- Aim of the task
Each record below should be output verbatim, without pictures.

####

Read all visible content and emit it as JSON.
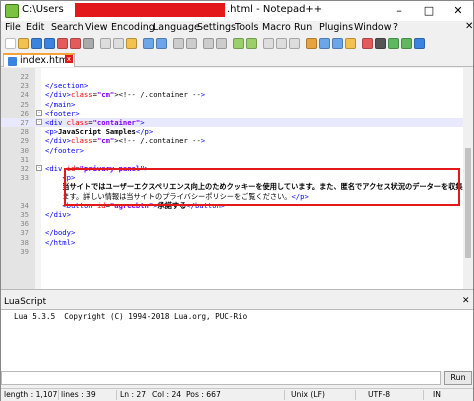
{
  "window": {
    "title_left": "C:\\Users",
    "title_right": ".html - Notepad++",
    "min_icon": "–",
    "max_icon": "□",
    "close_icon": "✕"
  },
  "menu": [
    "File",
    "Edit",
    "Search",
    "View",
    "Encoding",
    "Language",
    "Settings",
    "Tools",
    "Macro",
    "Run",
    "Plugins",
    "Window",
    "?"
  ],
  "menu_close": "✕",
  "tab": {
    "label": "index.html",
    "close": "x"
  },
  "editor": {
    "lines": [
      {
        "n": "22",
        "code": "",
        "fold": ""
      },
      {
        "n": "23",
        "code": "</section>",
        "fold": ""
      },
      {
        "n": "24",
        "code": "</div><!-- /.container -->",
        "fold": ""
      },
      {
        "n": "25",
        "code": "</main>",
        "fold": ""
      },
      {
        "n": "26",
        "code": "<footer>",
        "fold": "-"
      },
      {
        "n": "27",
        "code": "<div class=\"container\">",
        "fold": "-"
      },
      {
        "n": "28",
        "code": "<p>JavaScript Samples</p>",
        "fold": ""
      },
      {
        "n": "29",
        "code": "</div><!-- /.container -->",
        "fold": ""
      },
      {
        "n": "30",
        "code": "</footer>",
        "fold": ""
      },
      {
        "n": "31",
        "code": "",
        "fold": ""
      },
      {
        "n": "32",
        "code": "<div id=\"privary-panel\">",
        "fold": "-"
      },
      {
        "n": "33",
        "code": "    <p>",
        "fold": ""
      },
      {
        "n": "",
        "code": "    当サイトではユーザーエクスペリエンス向上のためクッキーを使用しています。また、匿名でアクセス状況のデーターを収集してい",
        "fold": ""
      },
      {
        "n": "",
        "code": "    ます。詳しい情報は当サイトのプライバシーポリシーをご覧ください。</p>",
        "fold": ""
      },
      {
        "n": "34",
        "code": "    <button id=\"agreebtn\">承諾する</button>",
        "fold": ""
      },
      {
        "n": "35",
        "code": "</div>",
        "fold": ""
      },
      {
        "n": "36",
        "code": "",
        "fold": ""
      },
      {
        "n": "37",
        "code": "</body>",
        "fold": ""
      },
      {
        "n": "38",
        "code": "</html>",
        "fold": ""
      },
      {
        "n": "39",
        "code": "",
        "fold": ""
      }
    ]
  },
  "lua": {
    "title": "LuaScript",
    "close": "✕",
    "output": "Lua 5.3.5  Copyright (C) 1994-2018 Lua.org, PUC-Rio",
    "run_label": "Run"
  },
  "status": {
    "length": "length : 1,107",
    "lines": "lines : 39",
    "ln": "Ln : 27",
    "col": "Col : 24",
    "pos": "Pos : 667",
    "eol": "Unix (LF)",
    "encoding": "UTF-8",
    "mode": "IN"
  },
  "colors": {
    "accent": "#f7a23b",
    "redaction": "#e2181b",
    "tag": "#0000ff",
    "attr": "#ff0000",
    "value": "#8000ff",
    "comment": "#008000"
  }
}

####

- Response
Read all visible content and emit it as JSON.
{
  "window": {
    "title_left": "C:\\Users",
    "title_right": ".html - Notepad++",
    "min_icon": "–",
    "max_icon": "□",
    "close_icon": "✕"
  },
  "menu": [
    "File",
    "Edit",
    "Search",
    "View",
    "Encoding",
    "Language",
    "Settings",
    "Tools",
    "Macro",
    "Run",
    "Plugins",
    "Window",
    "?"
  ],
  "menu_close": "✕",
  "tab": {
    "label": "index.html",
    "close": "x"
  },
  "editor": {
    "lines": [
      {
        "n": "22",
        "code": "",
        "fold": ""
      },
      {
        "n": "23",
        "code": "</section>",
        "fold": ""
      },
      {
        "n": "24",
        "code": "</div><!-- /.container -->",
        "fold": ""
      },
      {
        "n": "25",
        "code": "</main>",
        "fold": ""
      },
      {
        "n": "26",
        "code": "<footer>",
        "fold": "-"
      },
      {
        "n": "27",
        "code": "<div class=\"container\">",
        "fold": "-"
      },
      {
        "n": "28",
        "code": "<p>JavaScript Samples</p>",
        "fold": ""
      },
      {
        "n": "29",
        "code": "</div><!-- /.container -->",
        "fold": ""
      },
      {
        "n": "30",
        "code": "</footer>",
        "fold": ""
      },
      {
        "n": "31",
        "code": "",
        "fold": ""
      },
      {
        "n": "32",
        "code": "<div id=\"privary-panel\">",
        "fold": "-"
      },
      {
        "n": "33",
        "code": "    <p>",
        "fold": ""
      },
      {
        "n": "",
        "code": "    当サイトではユーザーエクスペリエンス向上のためクッキーを使用しています。また、匿名でアクセス状況のデーターを収集してい",
        "fold": ""
      },
      {
        "n": "",
        "code": "    ます。詳しい情報は当サイトのプライバシーポリシーをご覧ください。</p>",
        "fold": ""
      },
      {
        "n": "34",
        "code": "    <button id=\"agreebtn\">承諾する</button>",
        "fold": ""
      },
      {
        "n": "35",
        "code": "</div>",
        "fold": ""
      },
      {
        "n": "36",
        "code": "",
        "fold": ""
      },
      {
        "n": "37",
        "code": "</body>",
        "fold": ""
      },
      {
        "n": "38",
        "code": "</html>",
        "fold": ""
      },
      {
        "n": "39",
        "code": "",
        "fold": ""
      }
    ]
  },
  "lua": {
    "title": "LuaScript",
    "close": "✕",
    "output": "Lua 5.3.5  Copyright (C) 1994-2018 Lua.org, PUC-Rio",
    "run_label": "Run"
  },
  "status": {
    "length": "length : 1,107",
    "lines": "lines : 39",
    "ln": "Ln : 27",
    "col": "Col : 24",
    "pos": "Pos : 667",
    "eol": "Unix (LF)",
    "encoding": "UTF-8",
    "mode": "IN"
  },
  "colors": {
    "accent": "#f7a23b",
    "redaction": "#e2181b",
    "tag": "#0000ff",
    "attr": "#ff0000",
    "value": "#8000ff",
    "comment": "#008000"
  }
}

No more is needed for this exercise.